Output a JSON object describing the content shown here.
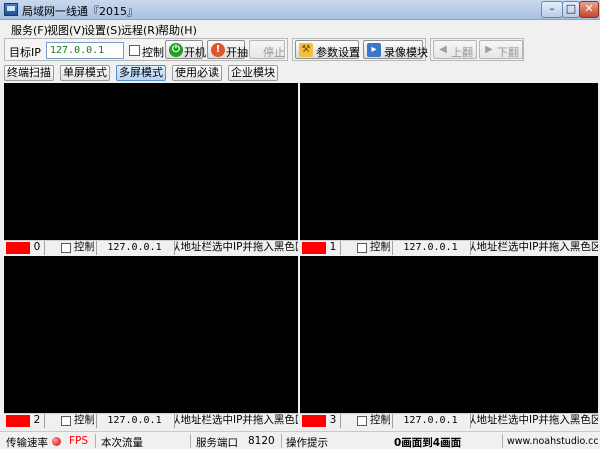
{
  "window": {
    "title": "局域网一线通『2015』",
    "minimize": "–",
    "maximize": "□",
    "close": "✕"
  },
  "menu": [
    "服务(F)",
    "视图(V)",
    "设置(S)",
    "远程(R)",
    "帮助(H)"
  ],
  "toolbar": {
    "target_ip_label": "目标IP",
    "target_ip_value": "127.0.0.1",
    "control_label": "控制",
    "power_label": "开机",
    "record_label": "开抽",
    "stop_label": "停止",
    "params_label": "参数设置",
    "recorder_label": "录像模块",
    "prev_label": "上翻",
    "next_label": "下翻"
  },
  "tabs": [
    "终端扫描",
    "单屏模式",
    "多屏模式",
    "使用必读",
    "企业模块"
  ],
  "active_tab": "多屏模式",
  "panes": [
    {
      "index": "0",
      "control_label": "控制",
      "ip": "127.0.0.1",
      "hint": "从地址栏选中IP并拖入黑色区域"
    },
    {
      "index": "1",
      "control_label": "控制",
      "ip": "127.0.0.1",
      "hint": "从地址栏选中IP并拖入黑色区域"
    },
    {
      "index": "2",
      "control_label": "控制",
      "ip": "127.0.0.1",
      "hint": "从地址栏选中IP并拖入黑色区域"
    },
    {
      "index": "3",
      "control_label": "控制",
      "ip": "127.0.0.1",
      "hint": "从地址栏选中IP并拖入黑色区域"
    }
  ],
  "status": {
    "speed_label": "传输速率",
    "fps_label": "FPS",
    "traffic_label": "本次流量",
    "port_label": "服务端口",
    "port_value": "8120",
    "tip_label": "操作提示",
    "tip_value": "0画面到4画面",
    "site": "www.noahstudio.cc"
  },
  "colors": {
    "fps_text": "#ff0000",
    "screen_bg": "#000000",
    "indicator": "#ff0000"
  }
}
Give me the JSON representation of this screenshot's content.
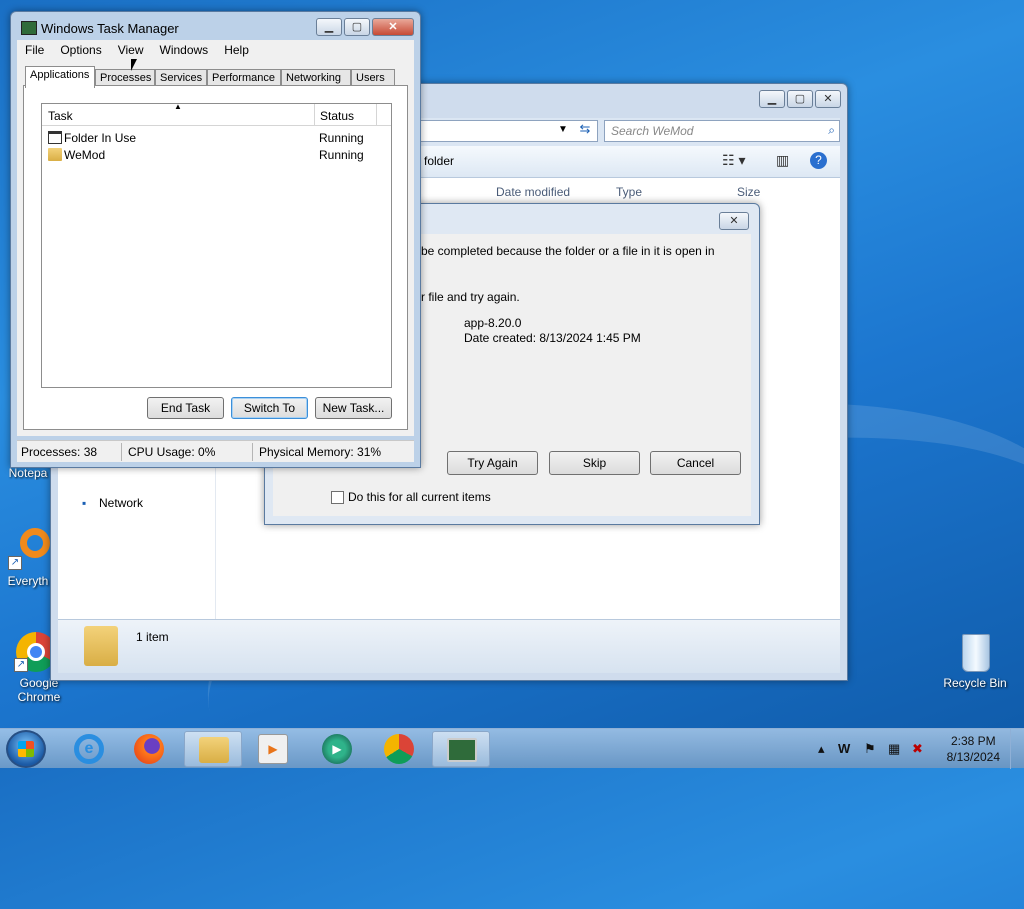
{
  "desktop": {
    "icons": [
      {
        "label": "Notepad",
        "short": true
      },
      {
        "label": "Everything",
        "short": true
      },
      {
        "label": "Google Chrome",
        "short": true
      },
      {
        "label": "Recycle Bin",
        "short": false
      }
    ],
    "partial_labels": [
      "Notepa",
      "Everyth"
    ]
  },
  "explorer": {
    "search_placeholder": "Search WeMod",
    "toolbar_text": "folder",
    "columns": [
      "Date modified",
      "Type",
      "Size"
    ],
    "nav_item": "Network",
    "status_count": "1 item"
  },
  "file_in_use_dialog": {
    "message_line1": "be completed because the folder or a file in it is open in",
    "message_line2": "r file and try again.",
    "file_name": "app-8.20.0",
    "file_date": "Date created: 8/13/2024 1:45 PM",
    "buttons": {
      "try_again": "Try Again",
      "skip": "Skip",
      "cancel": "Cancel"
    },
    "checkbox_label": "Do this for all current items"
  },
  "task_manager": {
    "title": "Windows Task Manager",
    "menu": [
      "File",
      "Options",
      "View",
      "Windows",
      "Help"
    ],
    "tabs": [
      "Applications",
      "Processes",
      "Services",
      "Performance",
      "Networking",
      "Users"
    ],
    "active_tab": "Applications",
    "columns": {
      "task": "Task",
      "status": "Status"
    },
    "rows": [
      {
        "task": "Folder In Use",
        "status": "Running",
        "icon": "window-icon"
      },
      {
        "task": "WeMod",
        "status": "Running",
        "icon": "folder-icon"
      }
    ],
    "buttons": {
      "end_task": "End Task",
      "switch_to": "Switch To",
      "new_task": "New Task..."
    },
    "status": {
      "processes": "Processes: 38",
      "cpu": "CPU Usage: 0%",
      "memory": "Physical Memory: 31%"
    }
  },
  "taskbar": {
    "clock_time": "2:38 PM",
    "clock_date": "8/13/2024",
    "pinned": [
      "internet-explorer",
      "firefox",
      "file-explorer",
      "media-player",
      "wemod",
      "chrome",
      "task-manager"
    ],
    "active_item": "task-manager"
  },
  "colors": {
    "desktop_blue": "#1a6fc4",
    "close_red": "#c74a35",
    "focus_border": "#3c8fd9"
  }
}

============

Every entry above should be duplicated exactly. Do not include the images.

Output a JSON object describing the content shown here.
{
  "window": {
    "title": "局域网一线通『2015』",
    "minimize": "–",
    "maximize": "□",
    "close": "✕"
  },
  "menu": [
    "服务(F)",
    "视图(V)",
    "设置(S)",
    "远程(R)",
    "帮助(H)"
  ],
  "toolbar": {
    "target_ip_label": "目标IP",
    "target_ip_value": "127.0.0.1",
    "control_label": "控制",
    "power_label": "开机",
    "record_label": "开抽",
    "stop_label": "停止",
    "params_label": "参数设置",
    "recorder_label": "录像模块",
    "prev_label": "上翻",
    "next_label": "下翻"
  },
  "tabs": [
    "终端扫描",
    "单屏模式",
    "多屏模式",
    "使用必读",
    "企业模块"
  ],
  "active_tab": "多屏模式",
  "panes": [
    {
      "index": "0",
      "control_label": "控制",
      "ip": "127.0.0.1",
      "hint": "从地址栏选中IP并拖入黑色区域"
    },
    {
      "index": "1",
      "control_label": "控制",
      "ip": "127.0.0.1",
      "hint": "从地址栏选中IP并拖入黑色区域"
    },
    {
      "index": "2",
      "control_label": "控制",
      "ip": "127.0.0.1",
      "hint": "从地址栏选中IP并拖入黑色区域"
    },
    {
      "index": "3",
      "control_label": "控制",
      "ip": "127.0.0.1",
      "hint": "从地址栏选中IP并拖入黑色区域"
    }
  ],
  "status": {
    "speed_label": "传输速率",
    "fps_label": "FPS",
    "traffic_label": "本次流量",
    "port_label": "服务端口",
    "port_value": "8120",
    "tip_label": "操作提示",
    "tip_value": "0画面到4画面",
    "site": "www.noahstudio.cc"
  },
  "colors": {
    "fps_text": "#ff0000",
    "screen_bg": "#000000",
    "indicator": "#ff0000"
  }
}
Give me the JSON representation of this screenshot's content.
{
  "desktop": {
    "icons": [
      {
        "label": "Notepad",
        "short": true
      },
      {
        "label": "Everything",
        "short": true
      },
      {
        "label": "Google Chrome",
        "short": true
      },
      {
        "label": "Recycle Bin",
        "short": false
      }
    ],
    "partial_labels": [
      "Notepa",
      "Everyth"
    ]
  },
  "explorer": {
    "search_placeholder": "Search WeMod",
    "toolbar_text": "folder",
    "columns": [
      "Date modified",
      "Type",
      "Size"
    ],
    "nav_item": "Network",
    "status_count": "1 item"
  },
  "file_in_use_dialog": {
    "message_line1": "be completed because the folder or a file in it is open in",
    "message_line2": "r file and try again.",
    "file_name": "app-8.20.0",
    "file_date": "Date created: 8/13/2024 1:45 PM",
    "buttons": {
      "try_again": "Try Again",
      "skip": "Skip",
      "cancel": "Cancel"
    },
    "checkbox_label": "Do this for all current items"
  },
  "task_manager": {
    "title": "Windows Task Manager",
    "menu": [
      "File",
      "Options",
      "View",
      "Windows",
      "Help"
    ],
    "tabs": [
      "Applications",
      "Processes",
      "Services",
      "Performance",
      "Networking",
      "Users"
    ],
    "active_tab": "Applications",
    "columns": {
      "task": "Task",
      "status": "Status"
    },
    "rows": [
      {
        "task": "Folder In Use",
        "status": "Running",
        "icon": "window-icon"
      },
      {
        "task": "WeMod",
        "status": "Running",
        "icon": "folder-icon"
      }
    ],
    "buttons": {
      "end_task": "End Task",
      "switch_to": "Switch To",
      "new_task": "New Task..."
    },
    "status": {
      "processes": "Processes: 38",
      "cpu": "CPU Usage: 0%",
      "memory": "Physical Memory: 31%"
    }
  },
  "taskbar": {
    "clock_time": "2:38 PM",
    "clock_date": "8/13/2024",
    "pinned": [
      "internet-explorer",
      "firefox",
      "file-explorer",
      "media-player",
      "wemod",
      "chrome",
      "task-manager"
    ],
    "active_item": "task-manager"
  },
  "colors": {
    "desktop_blue": "#1a6fc4",
    "close_red": "#c74a35",
    "focus_border": "#3c8fd9"
  }
}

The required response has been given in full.